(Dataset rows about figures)
⟨

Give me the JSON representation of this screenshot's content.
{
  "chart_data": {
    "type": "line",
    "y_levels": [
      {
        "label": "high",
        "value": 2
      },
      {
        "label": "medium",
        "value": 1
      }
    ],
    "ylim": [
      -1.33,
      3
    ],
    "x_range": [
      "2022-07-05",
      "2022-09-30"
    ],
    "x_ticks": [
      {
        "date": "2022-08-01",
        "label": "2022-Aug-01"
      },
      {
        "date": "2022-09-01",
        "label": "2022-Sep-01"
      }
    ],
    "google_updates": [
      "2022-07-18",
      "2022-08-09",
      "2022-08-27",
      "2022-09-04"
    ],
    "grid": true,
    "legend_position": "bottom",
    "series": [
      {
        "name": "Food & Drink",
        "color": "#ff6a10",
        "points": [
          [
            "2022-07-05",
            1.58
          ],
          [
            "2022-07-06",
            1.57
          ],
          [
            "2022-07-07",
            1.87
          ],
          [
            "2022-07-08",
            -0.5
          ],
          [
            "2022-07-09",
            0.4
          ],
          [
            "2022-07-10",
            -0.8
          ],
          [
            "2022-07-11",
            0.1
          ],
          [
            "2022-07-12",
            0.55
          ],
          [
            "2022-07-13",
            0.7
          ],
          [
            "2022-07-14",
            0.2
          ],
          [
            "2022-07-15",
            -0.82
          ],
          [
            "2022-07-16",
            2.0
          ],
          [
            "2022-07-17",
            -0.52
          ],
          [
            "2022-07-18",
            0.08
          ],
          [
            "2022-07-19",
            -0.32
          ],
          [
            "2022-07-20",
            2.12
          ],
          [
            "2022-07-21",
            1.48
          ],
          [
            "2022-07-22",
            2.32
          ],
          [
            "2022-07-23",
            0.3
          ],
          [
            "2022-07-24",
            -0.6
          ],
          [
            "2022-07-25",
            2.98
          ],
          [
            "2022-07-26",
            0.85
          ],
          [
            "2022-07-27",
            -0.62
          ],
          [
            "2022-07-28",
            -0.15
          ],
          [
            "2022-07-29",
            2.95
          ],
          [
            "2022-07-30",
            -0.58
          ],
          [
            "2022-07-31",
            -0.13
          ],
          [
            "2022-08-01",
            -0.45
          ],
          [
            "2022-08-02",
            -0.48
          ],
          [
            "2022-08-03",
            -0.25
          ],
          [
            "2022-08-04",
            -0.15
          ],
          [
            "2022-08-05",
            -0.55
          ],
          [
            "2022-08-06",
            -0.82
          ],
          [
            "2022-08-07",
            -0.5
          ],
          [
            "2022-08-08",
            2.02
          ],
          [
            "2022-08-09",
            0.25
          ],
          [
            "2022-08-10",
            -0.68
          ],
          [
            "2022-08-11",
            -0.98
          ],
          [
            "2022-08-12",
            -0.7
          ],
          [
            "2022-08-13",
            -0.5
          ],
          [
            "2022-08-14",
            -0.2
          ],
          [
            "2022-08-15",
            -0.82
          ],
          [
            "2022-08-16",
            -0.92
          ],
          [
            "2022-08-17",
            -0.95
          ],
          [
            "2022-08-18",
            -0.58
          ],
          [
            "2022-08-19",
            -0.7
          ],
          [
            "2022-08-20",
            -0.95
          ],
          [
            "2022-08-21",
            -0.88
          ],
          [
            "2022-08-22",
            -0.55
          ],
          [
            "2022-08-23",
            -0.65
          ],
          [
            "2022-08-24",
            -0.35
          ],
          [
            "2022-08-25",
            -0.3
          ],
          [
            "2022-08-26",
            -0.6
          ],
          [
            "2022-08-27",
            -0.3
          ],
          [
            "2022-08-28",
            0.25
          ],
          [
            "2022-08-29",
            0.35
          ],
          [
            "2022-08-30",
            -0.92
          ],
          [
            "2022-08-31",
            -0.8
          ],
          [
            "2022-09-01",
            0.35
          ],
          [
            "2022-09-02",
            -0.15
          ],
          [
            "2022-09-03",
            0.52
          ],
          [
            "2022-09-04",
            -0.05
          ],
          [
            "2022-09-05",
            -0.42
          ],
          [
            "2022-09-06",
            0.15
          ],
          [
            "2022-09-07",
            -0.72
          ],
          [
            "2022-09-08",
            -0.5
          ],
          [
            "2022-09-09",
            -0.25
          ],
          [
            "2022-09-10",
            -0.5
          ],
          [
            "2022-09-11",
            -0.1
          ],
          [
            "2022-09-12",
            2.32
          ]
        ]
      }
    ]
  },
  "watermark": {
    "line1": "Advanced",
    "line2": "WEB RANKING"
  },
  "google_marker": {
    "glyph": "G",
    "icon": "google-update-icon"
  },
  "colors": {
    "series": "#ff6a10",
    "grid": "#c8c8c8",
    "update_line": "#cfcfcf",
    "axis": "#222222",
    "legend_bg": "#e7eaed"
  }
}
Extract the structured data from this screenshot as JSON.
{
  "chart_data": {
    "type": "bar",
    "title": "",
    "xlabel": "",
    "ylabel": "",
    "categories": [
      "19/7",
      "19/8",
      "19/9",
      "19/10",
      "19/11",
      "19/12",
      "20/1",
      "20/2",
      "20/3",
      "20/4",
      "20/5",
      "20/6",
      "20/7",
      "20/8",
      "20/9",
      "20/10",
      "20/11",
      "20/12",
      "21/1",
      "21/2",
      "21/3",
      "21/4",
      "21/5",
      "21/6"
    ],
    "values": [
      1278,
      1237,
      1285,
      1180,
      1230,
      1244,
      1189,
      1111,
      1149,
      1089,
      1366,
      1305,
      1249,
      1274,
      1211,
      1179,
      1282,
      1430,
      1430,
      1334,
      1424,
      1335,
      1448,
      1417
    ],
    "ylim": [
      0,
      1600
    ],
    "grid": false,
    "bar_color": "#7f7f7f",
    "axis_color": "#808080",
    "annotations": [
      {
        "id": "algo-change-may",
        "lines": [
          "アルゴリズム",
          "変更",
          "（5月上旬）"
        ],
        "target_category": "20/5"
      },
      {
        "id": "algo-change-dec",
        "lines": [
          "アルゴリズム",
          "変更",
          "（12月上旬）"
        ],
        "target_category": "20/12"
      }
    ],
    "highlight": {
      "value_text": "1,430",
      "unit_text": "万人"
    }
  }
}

⟩

§ **SHORT TASK**: Return exactly the lines from the one containing "Extract the structured" through the last line of the records above, both included, and nothing else.

§ **EXERCISE SOLUTION**:
Extract the structured data from this screenshot as JSON.
{
  "chart_data": {
    "type": "bar",
    "title": "",
    "xlabel": "",
    "ylabel": "",
    "categories": [
      "19/7",
      "19/8",
      "19/9",
      "19/10",
      "19/11",
      "19/12",
      "20/1",
      "20/2",
      "20/3",
      "20/4",
      "20/5",
      "20/6",
      "20/7",
      "20/8",
      "20/9",
      "20/10",
      "20/11",
      "20/12",
      "21/1",
      "21/2",
      "21/3",
      "21/4",
      "21/5",
      "21/6"
    ],
    "values": [
      1278,
      1237,
      1285,
      1180,
      1230,
      1244,
      1189,
      1111,
      1149,
      1089,
      1366,
      1305,
      1249,
      1274,
      1211,
      1179,
      1282,
      1430,
      1430,
      1334,
      1424,
      1335,
      1448,
      1417
    ],
    "ylim": [
      0,
      1600
    ],
    "grid": false,
    "bar_color": "#7f7f7f",
    "axis_color": "#808080",
    "annotations": [
      {
        "id": "algo-change-may",
        "lines": [
          "アルゴリズム",
          "変更",
          "（5月上旬）"
        ],
        "target_category": "20/5"
      },
      {
        "id": "algo-change-dec",
        "lines": [
          "アルゴリズム",
          "変更",
          "（12月上旬）"
        ],
        "target_category": "20/12"
      }
    ],
    "highlight": {
      "value_text": "1,430",
      "unit_text": "万人"
    }
  }
}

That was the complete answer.